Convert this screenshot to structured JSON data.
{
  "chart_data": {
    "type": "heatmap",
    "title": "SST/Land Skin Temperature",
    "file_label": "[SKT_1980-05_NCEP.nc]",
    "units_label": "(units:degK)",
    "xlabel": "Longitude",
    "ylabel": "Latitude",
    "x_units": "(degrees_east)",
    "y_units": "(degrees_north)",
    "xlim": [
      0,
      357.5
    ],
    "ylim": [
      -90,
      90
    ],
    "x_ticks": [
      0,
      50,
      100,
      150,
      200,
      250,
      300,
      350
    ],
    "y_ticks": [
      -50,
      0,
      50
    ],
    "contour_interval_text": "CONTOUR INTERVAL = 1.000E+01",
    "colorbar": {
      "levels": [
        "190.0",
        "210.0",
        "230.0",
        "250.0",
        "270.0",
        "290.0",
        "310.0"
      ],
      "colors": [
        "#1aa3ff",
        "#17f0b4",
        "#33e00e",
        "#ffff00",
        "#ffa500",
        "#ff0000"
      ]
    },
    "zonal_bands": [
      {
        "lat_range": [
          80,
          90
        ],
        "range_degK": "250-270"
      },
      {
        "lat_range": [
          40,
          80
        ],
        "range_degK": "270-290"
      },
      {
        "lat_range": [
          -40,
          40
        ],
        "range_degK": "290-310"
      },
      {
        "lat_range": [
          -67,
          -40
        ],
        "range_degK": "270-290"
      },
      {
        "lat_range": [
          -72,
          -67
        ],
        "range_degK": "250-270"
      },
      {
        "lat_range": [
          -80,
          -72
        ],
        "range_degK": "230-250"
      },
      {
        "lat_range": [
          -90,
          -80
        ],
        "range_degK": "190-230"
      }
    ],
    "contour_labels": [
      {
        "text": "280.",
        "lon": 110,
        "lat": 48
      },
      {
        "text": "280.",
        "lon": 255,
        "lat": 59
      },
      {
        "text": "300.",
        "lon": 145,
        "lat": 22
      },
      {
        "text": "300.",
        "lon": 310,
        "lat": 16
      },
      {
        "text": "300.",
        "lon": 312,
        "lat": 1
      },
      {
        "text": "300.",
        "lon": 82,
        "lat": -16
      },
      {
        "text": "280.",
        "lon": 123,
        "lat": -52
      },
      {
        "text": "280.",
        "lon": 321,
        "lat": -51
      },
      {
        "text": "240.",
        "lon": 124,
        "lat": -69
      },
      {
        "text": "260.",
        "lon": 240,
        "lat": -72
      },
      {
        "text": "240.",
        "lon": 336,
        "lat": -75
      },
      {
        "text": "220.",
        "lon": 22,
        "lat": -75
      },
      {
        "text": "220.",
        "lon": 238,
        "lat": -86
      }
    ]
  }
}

########

The request: Your task is to print the whole listing again exactly.

Solved problem:
Convert this screenshot to structured JSON data.
{
  "chart_data": {
    "type": "heatmap",
    "title": "SST/Land Skin Temperature",
    "file_label": "[SKT_1980-05_NCEP.nc]",
    "units_label": "(units:degK)",
    "xlabel": "Longitude",
    "ylabel": "Latitude",
    "x_units": "(degrees_east)",
    "y_units": "(degrees_north)",
    "xlim": [
      0,
      357.5
    ],
    "ylim": [
      -90,
      90
    ],
    "x_ticks": [
      0,
      50,
      100,
      150,
      200,
      250,
      300,
      350
    ],
    "y_ticks": [
      -50,
      0,
      50
    ],
    "contour_interval_text": "CONTOUR INTERVAL = 1.000E+01",
    "colorbar": {
      "levels": [
        "190.0",
        "210.0",
        "230.0",
        "250.0",
        "270.0",
        "290.0",
        "310.0"
      ],
      "colors": [
        "#1aa3ff",
        "#17f0b4",
        "#33e00e",
        "#ffff00",
        "#ffa500",
        "#ff0000"
      ]
    },
    "zonal_bands": [
      {
        "lat_range": [
          80,
          90
        ],
        "range_degK": "250-270"
      },
      {
        "lat_range": [
          40,
          80
        ],
        "range_degK": "270-290"
      },
      {
        "lat_range": [
          -40,
          40
        ],
        "range_degK": "290-310"
      },
      {
        "lat_range": [
          -67,
          -40
        ],
        "range_degK": "270-290"
      },
      {
        "lat_range": [
          -72,
          -67
        ],
        "range_degK": "250-270"
      },
      {
        "lat_range": [
          -80,
          -72
        ],
        "range_degK": "230-250"
      },
      {
        "lat_range": [
          -90,
          -80
        ],
        "range_degK": "190-230"
      }
    ],
    "contour_labels": [
      {
        "text": "280.",
        "lon": 110,
        "lat": 48
      },
      {
        "text": "280.",
        "lon": 255,
        "lat": 59
      },
      {
        "text": "300.",
        "lon": 145,
        "lat": 22
      },
      {
        "text": "300.",
        "lon": 310,
        "lat": 16
      },
      {
        "text": "300.",
        "lon": 312,
        "lat": 1
      },
      {
        "text": "300.",
        "lon": 82,
        "lat": -16
      },
      {
        "text": "280.",
        "lon": 123,
        "lat": -52
      },
      {
        "text": "280.",
        "lon": 321,
        "lat": -51
      },
      {
        "text": "240.",
        "lon": 124,
        "lat": -69
      },
      {
        "text": "260.",
        "lon": 240,
        "lat": -72
      },
      {
        "text": "240.",
        "lon": 336,
        "lat": -75
      },
      {
        "text": "220.",
        "lon": 22,
        "lat": -75
      },
      {
        "text": "220.",
        "lon": 238,
        "lat": -86
      }
    ]
  }
}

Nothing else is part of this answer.